##### Record extracts
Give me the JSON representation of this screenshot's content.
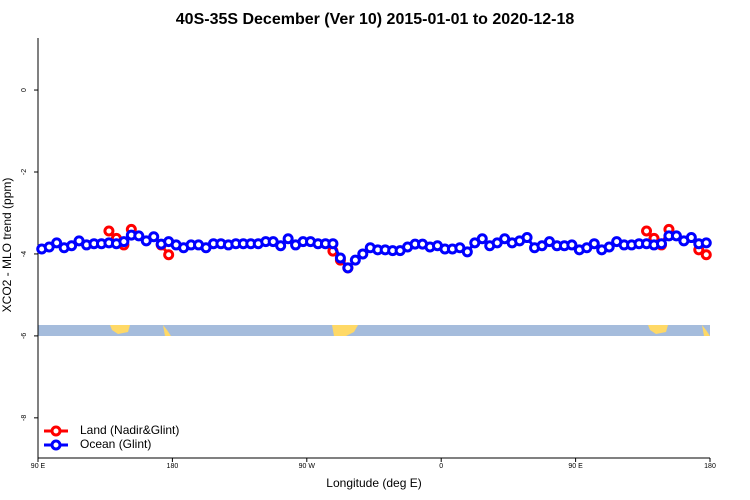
{
  "chart_data": {
    "type": "line",
    "title": "40S-35S December (Ver 10)   2015-01-01 to 2020-12-18",
    "x_label": "Longitude (deg E)",
    "y_label": "XCO2 - MLO trend (ppm)",
    "xlim": [
      90,
      540
    ],
    "xticks": [
      {
        "value": 90,
        "label": "90 E"
      },
      180,
      {
        "value": 270,
        "label": "90 W"
      },
      {
        "value": 360,
        "label": "0"
      },
      {
        "value": 450,
        "label": "90 E"
      },
      {
        "value": 540,
        "label": "180"
      }
    ],
    "ylim": [
      -8.98,
      1.27
    ],
    "yticks": [
      0,
      -2,
      -4,
      -6,
      -8
    ],
    "legend": "bottomleft",
    "series": [
      {
        "name": "Land (Nadir&Glint)",
        "color": "#ff0000",
        "x": [
          137.5,
          142.5,
          147.5,
          152.5,
          157.5,
          172.5,
          177.5,
          182.5,
          287.5,
          292.5,
          297.5,
          302.5,
          497.5,
          502.5,
          507.5,
          512.5,
          517.5,
          532.5,
          537.5
        ],
        "values": [
          -3.44,
          -3.62,
          -3.78,
          -3.4,
          null,
          -3.78,
          -4.02,
          null,
          -3.93,
          -4.15,
          -4.34,
          null,
          -3.44,
          -3.62,
          -3.78,
          -3.4,
          null,
          -3.9,
          -4.02
        ]
      },
      {
        "name": "Ocean (Glint)",
        "color": "#0000ff",
        "x": [
          92.5,
          97.5,
          102.5,
          107.5,
          112.5,
          117.5,
          122.5,
          127.5,
          132.5,
          137.5,
          142.5,
          147.5,
          152.5,
          157.5,
          162.5,
          167.5,
          172.5,
          177.5,
          182.5,
          187.5,
          192.5,
          197.5,
          202.5,
          207.5,
          212.5,
          217.5,
          222.5,
          227.5,
          232.5,
          237.5,
          242.5,
          247.5,
          252.5,
          257.5,
          262.5,
          267.5,
          272.5,
          277.5,
          282.5,
          287.5,
          292.5,
          297.5,
          302.5,
          307.5,
          312.5,
          317.5,
          322.5,
          327.5,
          332.5,
          337.5,
          342.5,
          347.5,
          352.5,
          357.5,
          362.5,
          367.5,
          372.5,
          377.5,
          382.5,
          387.5,
          392.5,
          397.5,
          402.5,
          407.5,
          412.5,
          417.5,
          422.5,
          427.5,
          432.5,
          437.5,
          442.5,
          447.5,
          452.5,
          457.5,
          462.5,
          467.5,
          472.5,
          477.5,
          482.5,
          487.5,
          492.5,
          497.5,
          502.5,
          507.5,
          512.5,
          517.5,
          522.5,
          527.5,
          532.5,
          537.5
        ],
        "values": [
          -3.88,
          -3.83,
          -3.73,
          -3.85,
          -3.8,
          -3.68,
          -3.78,
          -3.75,
          -3.75,
          -3.73,
          -3.75,
          -3.7,
          -3.54,
          -3.56,
          -3.68,
          -3.58,
          -3.76,
          -3.7,
          -3.78,
          -3.85,
          -3.78,
          -3.78,
          -3.85,
          -3.75,
          -3.75,
          -3.78,
          -3.75,
          -3.75,
          -3.75,
          -3.75,
          -3.7,
          -3.7,
          -3.8,
          -3.63,
          -3.78,
          -3.7,
          -3.7,
          -3.75,
          -3.75,
          -3.75,
          -4.1,
          -4.34,
          -4.15,
          -4.0,
          -3.85,
          -3.9,
          -3.9,
          -3.92,
          -3.92,
          -3.83,
          -3.76,
          -3.76,
          -3.83,
          -3.8,
          -3.88,
          -3.88,
          -3.85,
          -3.95,
          -3.73,
          -3.63,
          -3.8,
          -3.73,
          -3.63,
          -3.73,
          -3.68,
          -3.6,
          -3.85,
          -3.8,
          -3.7,
          -3.8,
          -3.8,
          -3.78,
          -3.9,
          -3.85,
          -3.75,
          -3.9,
          -3.83,
          -3.7,
          -3.78,
          -3.78,
          -3.75,
          -3.75,
          -3.78,
          -3.75,
          -3.56,
          -3.56,
          -3.68,
          -3.6,
          -3.75,
          -3.73
        ]
      }
    ]
  }
}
##########
*The exercise:*
Copy down every line of the material above that includes the string "Glint".

*Response:*
        "name": "Land (Nadir&Glint)",
        "name": "Ocean (Glint)",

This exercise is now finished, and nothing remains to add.